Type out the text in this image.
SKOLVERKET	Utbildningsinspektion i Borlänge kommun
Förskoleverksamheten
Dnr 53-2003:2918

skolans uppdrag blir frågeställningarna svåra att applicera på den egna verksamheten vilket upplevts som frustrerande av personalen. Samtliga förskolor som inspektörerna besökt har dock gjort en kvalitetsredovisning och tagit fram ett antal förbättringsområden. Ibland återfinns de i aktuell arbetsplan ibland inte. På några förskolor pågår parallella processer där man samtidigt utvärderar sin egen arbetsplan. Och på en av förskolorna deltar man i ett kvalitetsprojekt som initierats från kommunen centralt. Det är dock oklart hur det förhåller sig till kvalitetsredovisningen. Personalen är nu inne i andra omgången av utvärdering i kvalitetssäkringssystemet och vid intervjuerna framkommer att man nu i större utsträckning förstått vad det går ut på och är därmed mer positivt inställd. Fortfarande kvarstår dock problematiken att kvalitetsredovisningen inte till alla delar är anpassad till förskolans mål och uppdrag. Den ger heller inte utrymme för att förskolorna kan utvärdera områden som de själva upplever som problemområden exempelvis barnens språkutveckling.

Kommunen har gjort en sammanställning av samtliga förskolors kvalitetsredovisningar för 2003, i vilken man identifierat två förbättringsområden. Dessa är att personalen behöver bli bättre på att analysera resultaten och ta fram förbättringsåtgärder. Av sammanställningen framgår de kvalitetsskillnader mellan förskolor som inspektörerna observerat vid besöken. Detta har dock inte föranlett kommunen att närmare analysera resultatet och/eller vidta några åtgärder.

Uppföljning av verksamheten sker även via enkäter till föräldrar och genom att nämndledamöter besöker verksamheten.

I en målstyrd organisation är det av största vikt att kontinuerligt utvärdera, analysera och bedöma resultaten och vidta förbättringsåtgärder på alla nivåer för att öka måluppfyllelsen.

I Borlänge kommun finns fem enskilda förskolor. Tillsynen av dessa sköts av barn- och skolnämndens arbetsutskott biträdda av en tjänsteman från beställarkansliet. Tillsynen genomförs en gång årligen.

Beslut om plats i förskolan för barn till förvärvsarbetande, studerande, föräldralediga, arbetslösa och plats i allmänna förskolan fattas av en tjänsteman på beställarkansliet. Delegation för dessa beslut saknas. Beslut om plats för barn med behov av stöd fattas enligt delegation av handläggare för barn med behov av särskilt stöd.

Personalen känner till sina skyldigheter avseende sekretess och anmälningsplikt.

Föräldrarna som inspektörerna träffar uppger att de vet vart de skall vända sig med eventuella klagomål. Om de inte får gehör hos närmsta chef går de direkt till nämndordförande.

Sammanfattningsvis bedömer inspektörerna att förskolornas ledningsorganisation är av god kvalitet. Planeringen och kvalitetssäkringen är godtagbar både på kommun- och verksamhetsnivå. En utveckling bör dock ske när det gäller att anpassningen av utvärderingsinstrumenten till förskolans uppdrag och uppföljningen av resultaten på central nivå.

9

---

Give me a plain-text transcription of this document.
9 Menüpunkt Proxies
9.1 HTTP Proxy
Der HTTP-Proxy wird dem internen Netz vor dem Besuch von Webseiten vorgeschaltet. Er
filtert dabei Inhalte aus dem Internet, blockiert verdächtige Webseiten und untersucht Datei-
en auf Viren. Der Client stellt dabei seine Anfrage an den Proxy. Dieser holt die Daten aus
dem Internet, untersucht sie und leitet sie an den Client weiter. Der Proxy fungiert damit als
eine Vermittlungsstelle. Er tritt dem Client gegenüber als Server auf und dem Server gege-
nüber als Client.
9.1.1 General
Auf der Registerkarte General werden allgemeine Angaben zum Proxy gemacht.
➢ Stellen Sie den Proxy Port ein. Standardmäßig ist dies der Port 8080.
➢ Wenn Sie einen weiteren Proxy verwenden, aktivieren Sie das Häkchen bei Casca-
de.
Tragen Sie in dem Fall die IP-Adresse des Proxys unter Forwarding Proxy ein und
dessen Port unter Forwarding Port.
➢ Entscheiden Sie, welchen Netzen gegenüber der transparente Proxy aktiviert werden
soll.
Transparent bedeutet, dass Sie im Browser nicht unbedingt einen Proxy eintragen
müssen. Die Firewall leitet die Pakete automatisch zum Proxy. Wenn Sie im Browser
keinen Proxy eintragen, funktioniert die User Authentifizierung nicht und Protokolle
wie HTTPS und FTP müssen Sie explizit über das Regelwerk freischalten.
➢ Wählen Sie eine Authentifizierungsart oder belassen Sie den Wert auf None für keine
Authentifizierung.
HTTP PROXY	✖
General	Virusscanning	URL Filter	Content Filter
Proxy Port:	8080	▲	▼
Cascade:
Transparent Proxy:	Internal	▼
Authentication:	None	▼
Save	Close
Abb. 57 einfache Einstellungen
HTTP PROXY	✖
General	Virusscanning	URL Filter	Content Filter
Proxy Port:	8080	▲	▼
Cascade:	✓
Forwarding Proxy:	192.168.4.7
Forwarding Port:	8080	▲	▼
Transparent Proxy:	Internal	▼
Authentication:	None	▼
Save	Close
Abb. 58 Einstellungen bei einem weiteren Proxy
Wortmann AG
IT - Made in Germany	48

* **EXERCISE AIM**
Scan the listing above and report how many of its lines hold the word "fram", giving the number only.

* **SOLVED EXERCISE**
2